**PROVIDED ENTRIES**
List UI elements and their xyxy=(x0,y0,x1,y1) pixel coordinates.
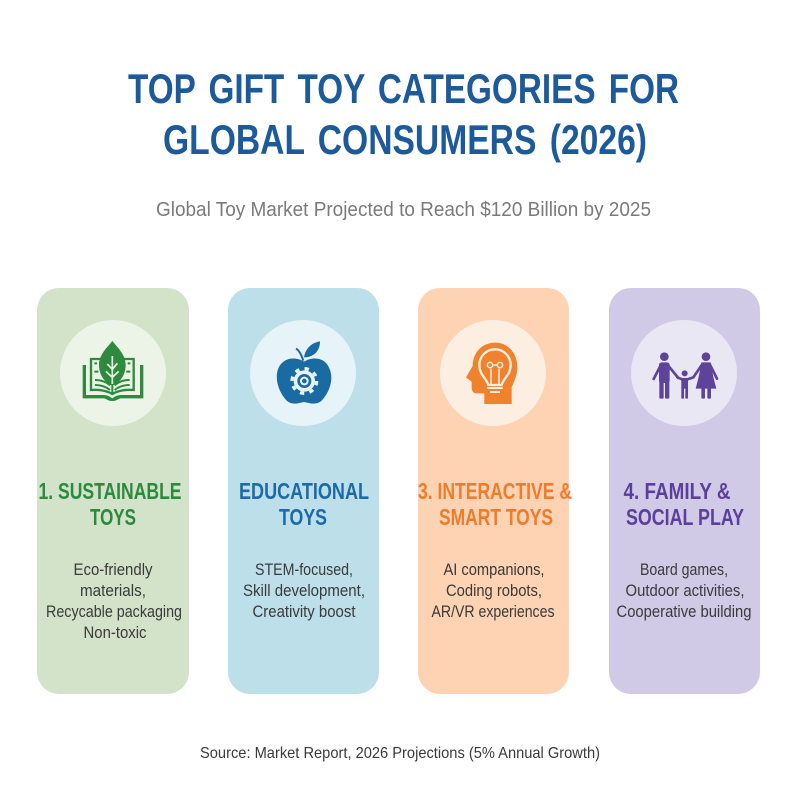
panel: family and social play xyxy=(609,288,760,694)
source note: Source: Market Report, 2026 Projections (5% Annual Growth) xyxy=(200,745,600,762)
heading: 1. SUSTAINABLE xyxy=(38,478,182,504)
card background xyxy=(228,288,379,694)
icon circle xyxy=(250,320,356,426)
heading: TOYS xyxy=(279,504,327,530)
icon: family xyxy=(654,352,717,399)
description: materials, xyxy=(80,582,146,600)
description: AR/VR experiences xyxy=(432,603,554,621)
description xyxy=(616,561,752,621)
heading: SOCIAL PLAY xyxy=(626,504,744,530)
heading: 3. INTERACTIVE & xyxy=(418,478,572,504)
heading xyxy=(418,478,572,530)
panel: sustainable toys xyxy=(37,288,189,694)
title: GLOBAL CONSUMERS (2026) xyxy=(163,116,647,163)
icon: apple with gear xyxy=(277,341,331,404)
description xyxy=(243,561,365,621)
card background xyxy=(609,288,760,694)
description: STEM-focused, xyxy=(255,561,353,579)
description: AI companions, xyxy=(444,561,544,579)
heading xyxy=(624,478,744,530)
heading: 4. FAMILY & xyxy=(624,478,730,504)
icon circle xyxy=(440,320,546,426)
description: Non-toxic xyxy=(84,624,146,642)
icon circle xyxy=(60,320,166,426)
panel: interactive and smart toys xyxy=(418,288,572,694)
heading: TOYS xyxy=(90,504,136,530)
subtitle: Global Toy Market Projected to Reach $120 Billion by 2025 xyxy=(156,199,651,221)
description: Outdoor activities, xyxy=(626,582,744,600)
description: Cooperative building xyxy=(616,603,752,621)
description: Eco-friendly xyxy=(74,561,153,579)
description: Skill development, xyxy=(243,582,365,600)
description: Board games, xyxy=(640,561,728,579)
description: Coding robots, xyxy=(446,582,542,600)
description: Recycable packaging xyxy=(46,603,182,621)
description xyxy=(46,561,182,642)
icon: book with leaf xyxy=(83,341,143,401)
icon circle xyxy=(631,320,737,426)
description: Creativity boost xyxy=(252,603,356,621)
card background xyxy=(418,288,569,694)
panel: educational toys xyxy=(228,288,379,694)
icon: head with light bulb xyxy=(466,343,517,404)
heading xyxy=(38,478,182,530)
heading xyxy=(239,478,369,530)
title xyxy=(128,65,679,163)
description xyxy=(432,561,554,621)
card background xyxy=(37,288,189,694)
heading: SMART TOYS xyxy=(439,504,553,530)
heading: EDUCATIONAL xyxy=(239,478,369,504)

**SHORT PROBLEM**
Reproduce the data above line for line, without changing anything, and omit any picture from your answer.

**RESULT BELOW**
List UI elements and their xyxy=(x0,y0,x1,y1) pixel coordinates.
panel: family and social play xyxy=(609,288,760,694)
source note: Source: Market Report, 2026 Projections (5% Annual Growth) xyxy=(200,745,600,762)
heading: 1. SUSTAINABLE xyxy=(38,478,182,504)
card background xyxy=(228,288,379,694)
icon circle xyxy=(250,320,356,426)
heading: TOYS xyxy=(279,504,327,530)
icon: family xyxy=(654,352,717,399)
description: materials, xyxy=(80,582,146,600)
description: AR/VR experiences xyxy=(432,603,554,621)
description xyxy=(616,561,752,621)
heading: SOCIAL PLAY xyxy=(626,504,744,530)
heading: 3. INTERACTIVE & xyxy=(418,478,572,504)
heading xyxy=(418,478,572,530)
panel: sustainable toys xyxy=(37,288,189,694)
title: GLOBAL CONSUMERS (2026) xyxy=(163,116,647,163)
icon: apple with gear xyxy=(277,341,331,404)
description xyxy=(243,561,365,621)
card background xyxy=(609,288,760,694)
description: STEM-focused, xyxy=(255,561,353,579)
description: AI companions, xyxy=(444,561,544,579)
heading xyxy=(624,478,744,530)
heading: 4. FAMILY & xyxy=(624,478,730,504)
icon circle xyxy=(440,320,546,426)
description: Non-toxic xyxy=(84,624,146,642)
icon circle xyxy=(60,320,166,426)
panel: interactive and smart toys xyxy=(418,288,572,694)
heading: TOYS xyxy=(90,504,136,530)
subtitle: Global Toy Market Projected to Reach $120 Billion by 2025 xyxy=(156,199,651,221)
description: Outdoor activities, xyxy=(626,582,744,600)
description: Cooperative building xyxy=(616,603,752,621)
description: Eco-friendly xyxy=(74,561,153,579)
description: Skill development, xyxy=(243,582,365,600)
description: Board games, xyxy=(640,561,728,579)
description: Coding robots, xyxy=(446,582,542,600)
description: Recycable packaging xyxy=(46,603,182,621)
description xyxy=(46,561,182,642)
icon: book with leaf xyxy=(83,341,143,401)
icon circle xyxy=(631,320,737,426)
description: Creativity boost xyxy=(252,603,356,621)
card background xyxy=(418,288,569,694)
panel: educational toys xyxy=(228,288,379,694)
icon: head with light bulb xyxy=(466,343,517,404)
heading xyxy=(38,478,182,530)
heading xyxy=(239,478,369,530)
title xyxy=(128,65,679,163)
description xyxy=(432,561,554,621)
card background xyxy=(37,288,189,694)
heading: SMART TOYS xyxy=(439,504,553,530)
heading: EDUCATIONAL xyxy=(239,478,369,504)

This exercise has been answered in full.